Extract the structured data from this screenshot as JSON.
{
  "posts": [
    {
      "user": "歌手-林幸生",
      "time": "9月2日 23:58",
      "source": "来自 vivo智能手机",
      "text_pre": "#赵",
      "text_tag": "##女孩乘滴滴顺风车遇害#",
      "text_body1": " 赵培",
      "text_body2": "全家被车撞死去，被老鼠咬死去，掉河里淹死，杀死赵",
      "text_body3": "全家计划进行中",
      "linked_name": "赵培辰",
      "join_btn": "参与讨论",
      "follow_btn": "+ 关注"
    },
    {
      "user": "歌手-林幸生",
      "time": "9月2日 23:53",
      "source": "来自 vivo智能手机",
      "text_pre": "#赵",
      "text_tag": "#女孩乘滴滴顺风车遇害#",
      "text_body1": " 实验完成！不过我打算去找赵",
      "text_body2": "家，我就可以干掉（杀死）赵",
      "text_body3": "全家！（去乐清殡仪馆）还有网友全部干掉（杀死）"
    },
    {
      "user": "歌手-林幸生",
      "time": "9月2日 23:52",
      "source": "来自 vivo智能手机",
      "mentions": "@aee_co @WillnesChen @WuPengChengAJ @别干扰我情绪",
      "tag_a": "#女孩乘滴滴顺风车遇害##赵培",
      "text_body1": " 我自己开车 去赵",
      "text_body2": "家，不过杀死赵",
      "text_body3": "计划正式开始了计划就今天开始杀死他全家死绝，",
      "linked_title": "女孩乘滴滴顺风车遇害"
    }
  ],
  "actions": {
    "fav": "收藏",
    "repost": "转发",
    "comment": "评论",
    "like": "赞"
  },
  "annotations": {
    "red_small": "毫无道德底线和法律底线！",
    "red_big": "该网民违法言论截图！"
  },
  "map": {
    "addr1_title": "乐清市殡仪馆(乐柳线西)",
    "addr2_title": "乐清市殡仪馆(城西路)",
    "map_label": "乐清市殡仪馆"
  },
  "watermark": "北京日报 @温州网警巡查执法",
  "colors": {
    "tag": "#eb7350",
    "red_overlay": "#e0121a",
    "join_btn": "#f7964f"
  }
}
════════════════════
→ TASK TO CARRY OUT
Repeat the records above exactly.

→ FULL RESPONSE
Extract the structured data from this screenshot as JSON.
{
  "posts": [
    {
      "user": "歌手-林幸生",
      "time": "9月2日 23:58",
      "source": "来自 vivo智能手机",
      "text_pre": "#赵",
      "text_tag": "##女孩乘滴滴顺风车遇害#",
      "text_body1": " 赵培",
      "text_body2": "全家被车撞死去，被老鼠咬死去，掉河里淹死，杀死赵",
      "text_body3": "全家计划进行中",
      "linked_name": "赵培辰",
      "join_btn": "参与讨论",
      "follow_btn": "+ 关注"
    },
    {
      "user": "歌手-林幸生",
      "time": "9月2日 23:53",
      "source": "来自 vivo智能手机",
      "text_pre": "#赵",
      "text_tag": "#女孩乘滴滴顺风车遇害#",
      "text_body1": " 实验完成！不过我打算去找赵",
      "text_body2": "家，我就可以干掉（杀死）赵",
      "text_body3": "全家！（去乐清殡仪馆）还有网友全部干掉（杀死）"
    },
    {
      "user": "歌手-林幸生",
      "time": "9月2日 23:52",
      "source": "来自 vivo智能手机",
      "mentions": "@aee_co @WillnesChen @WuPengChengAJ @别干扰我情绪",
      "tag_a": "#女孩乘滴滴顺风车遇害##赵培",
      "text_body1": " 我自己开车 去赵",
      "text_body2": "家，不过杀死赵",
      "text_body3": "计划正式开始了计划就今天开始杀死他全家死绝，",
      "linked_title": "女孩乘滴滴顺风车遇害"
    }
  ],
  "actions": {
    "fav": "收藏",
    "repost": "转发",
    "comment": "评论",
    "like": "赞"
  },
  "annotations": {
    "red_small": "毫无道德底线和法律底线！",
    "red_big": "该网民违法言论截图！"
  },
  "map": {
    "addr1_title": "乐清市殡仪馆(乐柳线西)",
    "addr2_title": "乐清市殡仪馆(城西路)",
    "map_label": "乐清市殡仪馆"
  },
  "watermark": "北京日报 @温州网警巡查执法",
  "colors": {
    "tag": "#eb7350",
    "red_overlay": "#e0121a",
    "join_btn": "#f7964f"
  }
}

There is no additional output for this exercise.